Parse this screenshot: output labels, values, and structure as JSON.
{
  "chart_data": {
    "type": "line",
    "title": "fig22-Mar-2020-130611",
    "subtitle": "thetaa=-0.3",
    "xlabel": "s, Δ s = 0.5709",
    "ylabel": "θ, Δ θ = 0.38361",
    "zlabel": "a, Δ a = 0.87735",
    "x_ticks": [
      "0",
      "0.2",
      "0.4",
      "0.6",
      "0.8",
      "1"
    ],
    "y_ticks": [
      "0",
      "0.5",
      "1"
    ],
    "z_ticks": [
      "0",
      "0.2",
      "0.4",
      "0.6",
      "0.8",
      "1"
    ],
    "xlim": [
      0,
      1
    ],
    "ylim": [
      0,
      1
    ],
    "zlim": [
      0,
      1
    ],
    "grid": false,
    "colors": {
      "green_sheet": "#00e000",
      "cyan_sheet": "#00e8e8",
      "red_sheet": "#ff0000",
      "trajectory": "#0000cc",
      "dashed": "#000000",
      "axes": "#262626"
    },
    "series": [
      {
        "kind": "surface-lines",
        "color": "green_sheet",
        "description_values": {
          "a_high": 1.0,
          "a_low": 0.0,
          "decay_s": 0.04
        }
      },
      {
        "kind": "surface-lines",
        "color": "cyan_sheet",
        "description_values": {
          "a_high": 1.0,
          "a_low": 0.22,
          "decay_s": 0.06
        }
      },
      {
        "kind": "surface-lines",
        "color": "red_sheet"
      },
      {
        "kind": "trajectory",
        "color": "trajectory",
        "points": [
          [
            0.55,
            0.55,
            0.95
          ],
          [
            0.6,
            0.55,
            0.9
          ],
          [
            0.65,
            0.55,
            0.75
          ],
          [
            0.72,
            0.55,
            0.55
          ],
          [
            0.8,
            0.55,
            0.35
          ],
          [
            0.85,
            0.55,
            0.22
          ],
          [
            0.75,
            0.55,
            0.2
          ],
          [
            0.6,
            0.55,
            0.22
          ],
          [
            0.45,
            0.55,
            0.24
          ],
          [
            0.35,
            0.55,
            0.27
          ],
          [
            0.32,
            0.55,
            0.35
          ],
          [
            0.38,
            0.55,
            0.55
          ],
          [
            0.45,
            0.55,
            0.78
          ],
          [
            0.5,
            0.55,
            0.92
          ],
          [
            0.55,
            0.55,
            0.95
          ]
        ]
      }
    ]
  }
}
====================
- **Problem requirements**
Transcribe every entry verbatim.

- **Expected output**
Parse this screenshot: output labels, values, and structure as JSON.
{
  "chart_data": {
    "type": "line",
    "title": "fig22-Mar-2020-130611",
    "subtitle": "thetaa=-0.3",
    "xlabel": "s, Δ s = 0.5709",
    "ylabel": "θ, Δ θ = 0.38361",
    "zlabel": "a, Δ a = 0.87735",
    "x_ticks": [
      "0",
      "0.2",
      "0.4",
      "0.6",
      "0.8",
      "1"
    ],
    "y_ticks": [
      "0",
      "0.5",
      "1"
    ],
    "z_ticks": [
      "0",
      "0.2",
      "0.4",
      "0.6",
      "0.8",
      "1"
    ],
    "xlim": [
      0,
      1
    ],
    "ylim": [
      0,
      1
    ],
    "zlim": [
      0,
      1
    ],
    "grid": false,
    "colors": {
      "green_sheet": "#00e000",
      "cyan_sheet": "#00e8e8",
      "red_sheet": "#ff0000",
      "trajectory": "#0000cc",
      "dashed": "#000000",
      "axes": "#262626"
    },
    "series": [
      {
        "kind": "surface-lines",
        "color": "green_sheet",
        "description_values": {
          "a_high": 1.0,
          "a_low": 0.0,
          "decay_s": 0.04
        }
      },
      {
        "kind": "surface-lines",
        "color": "cyan_sheet",
        "description_values": {
          "a_high": 1.0,
          "a_low": 0.22,
          "decay_s": 0.06
        }
      },
      {
        "kind": "surface-lines",
        "color": "red_sheet"
      },
      {
        "kind": "trajectory",
        "color": "trajectory",
        "points": [
          [
            0.55,
            0.55,
            0.95
          ],
          [
            0.6,
            0.55,
            0.9
          ],
          [
            0.65,
            0.55,
            0.75
          ],
          [
            0.72,
            0.55,
            0.55
          ],
          [
            0.8,
            0.55,
            0.35
          ],
          [
            0.85,
            0.55,
            0.22
          ],
          [
            0.75,
            0.55,
            0.2
          ],
          [
            0.6,
            0.55,
            0.22
          ],
          [
            0.45,
            0.55,
            0.24
          ],
          [
            0.35,
            0.55,
            0.27
          ],
          [
            0.32,
            0.55,
            0.35
          ],
          [
            0.38,
            0.55,
            0.55
          ],
          [
            0.45,
            0.55,
            0.78
          ],
          [
            0.5,
            0.55,
            0.92
          ],
          [
            0.55,
            0.55,
            0.95
          ]
        ]
      }
    ]
  }
}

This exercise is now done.